Output word for word the lines from the one with "Extract the structured" to the final line of the data, both ends included, but skip the pictures.

**Dataset excerpts:**
☆ ☆ ☆ ☆ ☆

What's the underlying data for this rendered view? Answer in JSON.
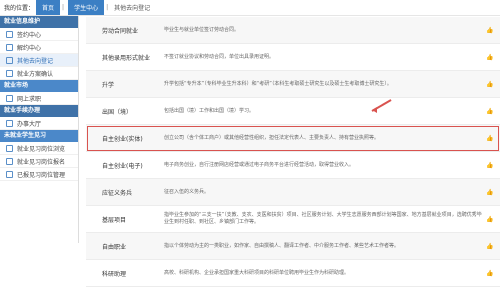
{
  "breadcrumb": {
    "prefix": "我的位置：",
    "home": "首页",
    "section": "学生中心",
    "current": "其他去向登记"
  },
  "sidebar": {
    "sections": [
      {
        "title": "就业信息维护",
        "style": "dark",
        "items": [
          "签约中心",
          "解约中心",
          "其他去向登记",
          "就业方案确认"
        ]
      },
      {
        "title": "就业市场",
        "style": "light",
        "items": [
          "网上求职"
        ]
      },
      {
        "title": "就业手续办理",
        "style": "dark",
        "items": [
          "办事大厅"
        ]
      },
      {
        "title": "未就业学生见习",
        "style": "light",
        "items": [
          "就业见习岗位浏览",
          "就业见习岗位报名",
          "已报见习岗位管理"
        ]
      }
    ],
    "active": "其他去向登记"
  },
  "main": {
    "rows": [
      {
        "name": "劳动合同就业",
        "desc": "毕业生与就业单位签订劳动合同。"
      },
      {
        "name": "其他录用形式就业",
        "desc": "不签订就业协议和劳动合同，单位出具录用证明。"
      },
      {
        "name": "升学",
        "desc": "升学包括“专升本”（专科毕业生升本科）和“考研”（本科生考取硕士研究生以及硕士生考取博士研究生）。"
      },
      {
        "name": "出国（境）",
        "desc": "包括出国（境）工作和出国（境）学习。"
      },
      {
        "name": "自主创业(实体)",
        "desc": "创立公司（含个体工商户）或其他经营性组织，担任法定代表人、主要负责人、持有营业执照等。",
        "selected": true
      },
      {
        "name": "自主创业(电子)",
        "desc": "电子商务创业，自行注册网店经营或通过电子商务平台进行经营活动，取得营业收入。"
      },
      {
        "name": "应征义务兵",
        "desc": "征召入伍的义务兵。"
      },
      {
        "name": "基层项目",
        "desc": "指毕业生参加的“三支一扶”（支教、支农、支医和扶贫）项目、社区服务计划、大学生志愿服务西部计划等国家、地方基层就业项目，选聘优秀毕业生到村任职、到社区、乡镇部门工作等。"
      },
      {
        "name": "自由职业",
        "desc": "指以个体劳动为主的一类职业，如作家、自由撰稿人、翻译工作者、中介服务工作者、某些艺术工作者等。"
      },
      {
        "name": "科研助理",
        "desc": "高校、科研机构、企业承担国家重大科研项目的科研单位聘用毕业生作为科研助理。"
      }
    ]
  }
}
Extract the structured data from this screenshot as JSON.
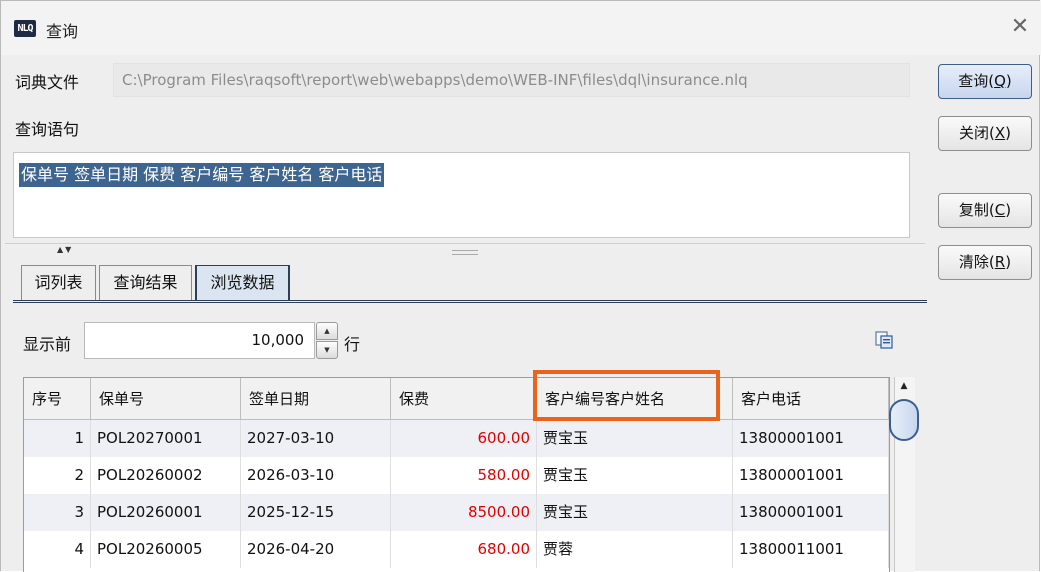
{
  "window": {
    "logo_text": "NLQ",
    "title": "查询",
    "close_glyph": "✕"
  },
  "form": {
    "dict_label": "词典文件",
    "dict_path": "C:\\Program Files\\raqsoft\\report\\web\\webapps\\demo\\WEB-INF\\files\\dql\\insurance.nlq",
    "query_label": "查询语句",
    "query_text": "保单号 签单日期 保费 客户编号 客户姓名 客户电话"
  },
  "buttons": {
    "query": {
      "label": "查询",
      "mnemonic": "Q"
    },
    "close": {
      "label": "关闭",
      "mnemonic": "X"
    },
    "copy": {
      "label": "复制",
      "mnemonic": "C"
    },
    "clear": {
      "label": "清除",
      "mnemonic": "R"
    }
  },
  "tabs": [
    "词列表",
    "查询结果",
    "浏览数据"
  ],
  "active_tab": "浏览数据",
  "browse": {
    "show_first_label": "显示前",
    "row_count": "10,000",
    "rows_unit": "行"
  },
  "table": {
    "columns": [
      "序号",
      "保单号",
      "签单日期",
      "保费",
      "客户编号客户姓名",
      "客户电话"
    ],
    "highlighted_column": "客户编号客户姓名",
    "rows": [
      [
        "1",
        "POL20270001",
        "2027-03-10",
        "600.00",
        "贾宝玉",
        "13800001001"
      ],
      [
        "2",
        "POL20260002",
        "2026-03-10",
        "580.00",
        "贾宝玉",
        "13800001001"
      ],
      [
        "3",
        "POL20260001",
        "2025-12-15",
        "8500.00",
        "贾宝玉",
        "13800001001"
      ],
      [
        "4",
        "POL20260005",
        "2026-04-20",
        "680.00",
        "贾蓉",
        "13800011001"
      ]
    ]
  },
  "colors": {
    "accent": "#3d6590",
    "premium_text": "#e00000",
    "highlight_box": "#e8641c"
  }
}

☆ ☆ ☆ ☆ ☆

**Solution for this task:**
Extract the structured data from this screenshot as JSON.
{
  "window": {
    "logo_text": "NLQ",
    "title": "查询",
    "close_glyph": "✕"
  },
  "form": {
    "dict_label": "词典文件",
    "dict_path": "C:\\Program Files\\raqsoft\\report\\web\\webapps\\demo\\WEB-INF\\files\\dql\\insurance.nlq",
    "query_label": "查询语句",
    "query_text": "保单号 签单日期 保费 客户编号 客户姓名 客户电话"
  },
  "buttons": {
    "query": {
      "label": "查询",
      "mnemonic": "Q"
    },
    "close": {
      "label": "关闭",
      "mnemonic": "X"
    },
    "copy": {
      "label": "复制",
      "mnemonic": "C"
    },
    "clear": {
      "label": "清除",
      "mnemonic": "R"
    }
  },
  "tabs": [
    "词列表",
    "查询结果",
    "浏览数据"
  ],
  "active_tab": "浏览数据",
  "browse": {
    "show_first_label": "显示前",
    "row_count": "10,000",
    "rows_unit": "行"
  },
  "table": {
    "columns": [
      "序号",
      "保单号",
      "签单日期",
      "保费",
      "客户编号客户姓名",
      "客户电话"
    ],
    "highlighted_column": "客户编号客户姓名",
    "rows": [
      [
        "1",
        "POL20270001",
        "2027-03-10",
        "600.00",
        "贾宝玉",
        "13800001001"
      ],
      [
        "2",
        "POL20260002",
        "2026-03-10",
        "580.00",
        "贾宝玉",
        "13800001001"
      ],
      [
        "3",
        "POL20260001",
        "2025-12-15",
        "8500.00",
        "贾宝玉",
        "13800001001"
      ],
      [
        "4",
        "POL20260005",
        "2026-04-20",
        "680.00",
        "贾蓉",
        "13800011001"
      ]
    ]
  },
  "colors": {
    "accent": "#3d6590",
    "premium_text": "#e00000",
    "highlight_box": "#e8641c"
  }
}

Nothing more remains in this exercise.